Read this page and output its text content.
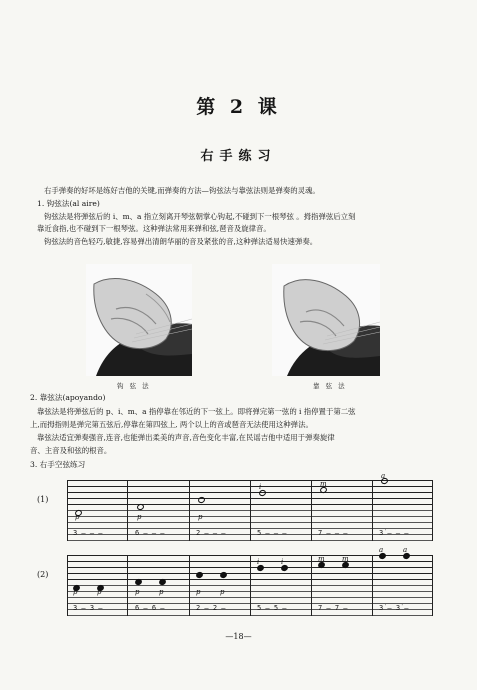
第 2 课
右手练习
右手弹奏的好坏是练好吉他的关键,而弹奏的方法—钩弦法与靠弦法则是弹奏的灵魂。
1. 钩弦法(al aire)
钩弦法是将弹弦后的 i、m、a 指立刻离开琴弦朝掌心钩起,不碰到下一根琴弦 。拇指弹弦后立刻
靠近食指,也不碰到下一根琴弦。这种弹法常用来弹和弦,琶音及旋律音。
钩弦法的音色轻巧,敏捷,容易弹出清朗华丽的音及紧张的音,这种弹法适易快速弹奏。
钩 弦 法	靠 弦 法
2. 靠弦法(apoyando)
靠弦法是将弹弦后的 p、i、m、a 指停靠在邻近的下一弦上。即将弹完第一弦的 i 指停置于第二弦
上,而拇指则是弹完第五弦后,停靠在第四弦上, 两个以上的音或琶音无法使用这种弹法。
靠弦法适宜弹奏强音,连音,也能弹出柔美的声音,音色变化丰富,在民谣吉他中适用于弹奏旋律
音、主音及和弦的根音。
3. 右手空弦练习
(1)
p	p	p
i	m
a
3 — — —	6 — — —	2 — — —	5 — — —	7 — — —	3̇ — — —
(2)
p	p	p	p	p	p
i	i	m m
a	a
3 — 3 —	6 — 6 —	2 — 2 —	5 — 5 —	7 — 7 —	3̇ — 3̇ —
—18—
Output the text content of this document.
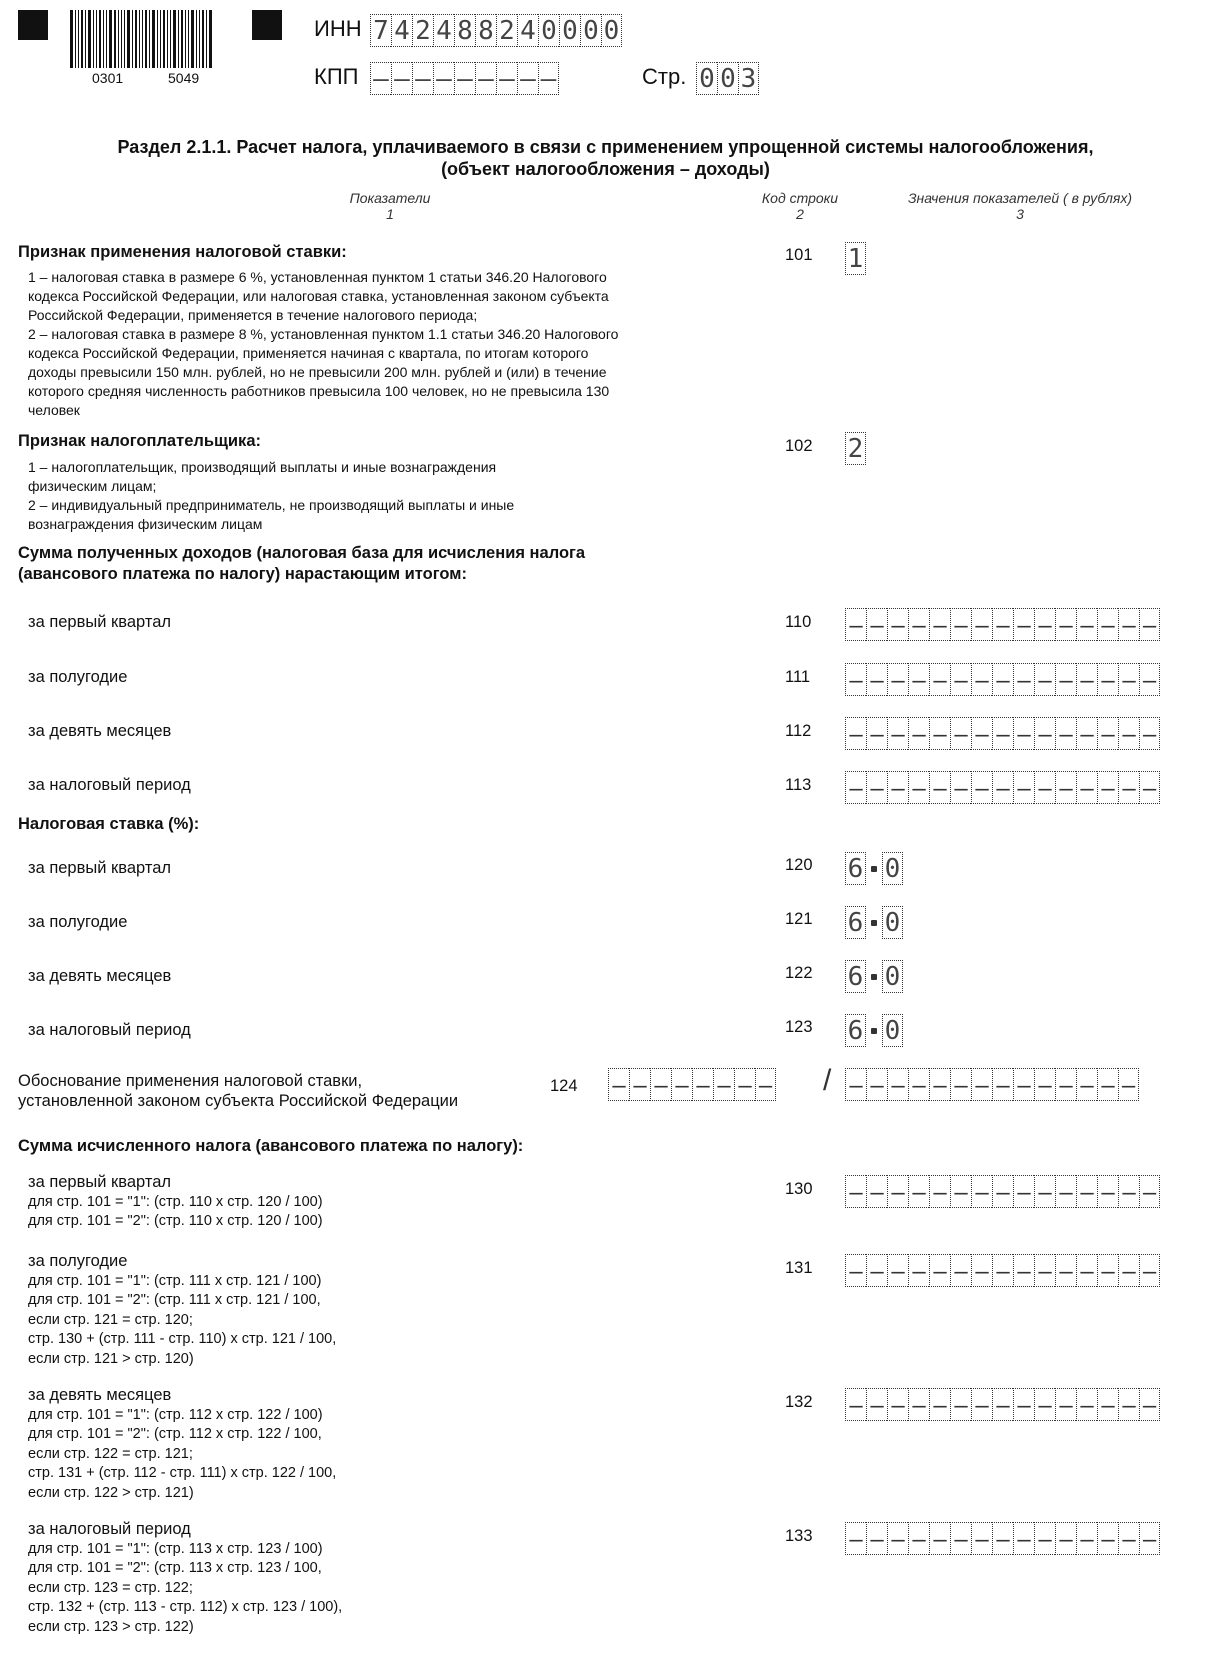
0301	5049
ИНН 7 4 2 4 8 8 2 4 0 0 0 0
КПП – – – – – – – – –	Стр. 0 0 3
Раздел 2.1.1. Расчет налога, уплачиваемого в связи с применением упрощенной системы налогообложения,
(объект налогообложения – доходы)
Показатели
1
Код строки
2
Значения показателей ( в рублях)
3
Признак применения налоговой ставки:
1 – налоговая ставка в размере 6 %, установленная пунктом 1 статьи 346.20 Налогового
кодекса Российской Федерации, или налоговая ставка, установленная законом субъекта
Российской Федерации, применяется в течение налогового периода;
2 – налоговая ставка в размере 8 %, установленная пунктом 1.1 статьи 346.20 Налогового
кодекса Российской Федерации, применяется начиная с квартала, по итогам которого
доходы превысили 150 млн. рублей, но не превысили 200 млн. рублей и (или) в течение
которого средняя численность работников превысила 100 человек, но не превысила 130
человек
101 1
Признак налогоплательщика:
1 – налогоплательщик, производящий выплаты и иные вознаграждения
физическим лицам;
2 – индивидуальный предприниматель, не производящий выплаты и иные
вознаграждения физическим лицам
102 2
Сумма полученных доходов (налоговая база для исчисления налога
(авансового платежа по налогу) нарастающим итогом:
за первый квартал	110 – – – – – – – – – – – – – – –
за полугодие	111 – – – – – – – – – – – – – – –
за девять месяцев	112 – – – – – – – – – – – – – – –
за налоговый период	113 – – – – – – – – – – – – – – –
Налоговая ставка (%):
за первый квартал	120 6 0
за полугодие	121 6 0
за девять месяцев	122 6 0
за налоговый период	123 6 0
Обоснование применения налоговой ставки,
установленной законом субъекта Российской Федерации
124 – – – – – – – – / – – – – – – – – – – – – – –
Сумма исчисленного налога (авансового платежа по налогу):
за первый квартал
для стр. 101 = "1": (стр. 110 х стр. 120 / 100)
для стр. 101 = "2": (стр. 110 х стр. 120 / 100)
130 – – – – – – – – – – – – – – –
за полугодие
для стр. 101 = "1": (стр. 111 х стр. 121 / 100)
для стр. 101 = "2": (стр. 111 х стр. 121 / 100,
если стр. 121 = стр. 120;
стр. 130 + (стр. 111 - стр. 110) х стр. 121 / 100,
если стр. 121 > стр. 120)
131 – – – – – – – – – – – – – – –
за девять месяцев
для стр. 101 = "1": (стр. 112 х стр. 122 / 100)
для стр. 101 = "2": (стр. 112 х стр. 122 / 100,
если стр. 122 = стр. 121;
стр. 131 + (стр. 112 - стр. 111) х стр. 122 / 100,
если стр. 122 > стр. 121)
132 – – – – – – – – – – – – – – –
за налоговый период
для стр. 101 = "1": (стр. 113 х стр. 123 / 100)
для стр. 101 = "2": (стр. 113 х стр. 123 / 100,
если стр. 123 = стр. 122;
стр. 132 + (стр. 113 - стр. 112) х стр. 123 / 100),
если стр. 123 > стр. 122)
133 – – – – – – – – – – – – – – –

Request> Every line of the listing that holds "первый" should be found and copied.

Exercise response>
за первый квартал	110 – – – – – – – – – – – – – – –
за первый квартал	120 6 0
за первый квартал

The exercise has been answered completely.